▶ Listed entries
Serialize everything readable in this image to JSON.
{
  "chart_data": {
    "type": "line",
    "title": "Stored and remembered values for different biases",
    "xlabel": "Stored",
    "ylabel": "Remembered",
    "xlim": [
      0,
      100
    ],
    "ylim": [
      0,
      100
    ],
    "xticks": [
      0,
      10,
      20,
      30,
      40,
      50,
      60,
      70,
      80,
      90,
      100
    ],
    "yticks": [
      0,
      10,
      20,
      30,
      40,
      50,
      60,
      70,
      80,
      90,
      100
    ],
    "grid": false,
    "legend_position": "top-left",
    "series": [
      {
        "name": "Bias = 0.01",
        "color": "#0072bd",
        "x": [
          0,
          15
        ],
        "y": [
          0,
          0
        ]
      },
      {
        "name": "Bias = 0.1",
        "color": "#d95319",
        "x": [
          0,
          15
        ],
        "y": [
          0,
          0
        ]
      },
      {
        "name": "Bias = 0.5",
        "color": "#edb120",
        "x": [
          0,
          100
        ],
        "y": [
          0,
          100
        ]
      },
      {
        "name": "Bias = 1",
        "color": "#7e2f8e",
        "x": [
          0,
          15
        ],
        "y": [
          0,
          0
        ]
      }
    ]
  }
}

▶ What is expected
Write each line above out exactly.

▶ Finished answer
Serialize everything readable in this image to JSON.
{
  "chart_data": {
    "type": "line",
    "title": "Stored and remembered values for different biases",
    "xlabel": "Stored",
    "ylabel": "Remembered",
    "xlim": [
      0,
      100
    ],
    "ylim": [
      0,
      100
    ],
    "xticks": [
      0,
      10,
      20,
      30,
      40,
      50,
      60,
      70,
      80,
      90,
      100
    ],
    "yticks": [
      0,
      10,
      20,
      30,
      40,
      50,
      60,
      70,
      80,
      90,
      100
    ],
    "grid": false,
    "legend_position": "top-left",
    "series": [
      {
        "name": "Bias = 0.01",
        "color": "#0072bd",
        "x": [
          0,
          15
        ],
        "y": [
          0,
          0
        ]
      },
      {
        "name": "Bias = 0.1",
        "color": "#d95319",
        "x": [
          0,
          15
        ],
        "y": [
          0,
          0
        ]
      },
      {
        "name": "Bias = 0.5",
        "color": "#edb120",
        "x": [
          0,
          100
        ],
        "y": [
          0,
          100
        ]
      },
      {
        "name": "Bias = 1",
        "color": "#7e2f8e",
        "x": [
          0,
          15
        ],
        "y": [
          0,
          0
        ]
      }
    ]
  }
}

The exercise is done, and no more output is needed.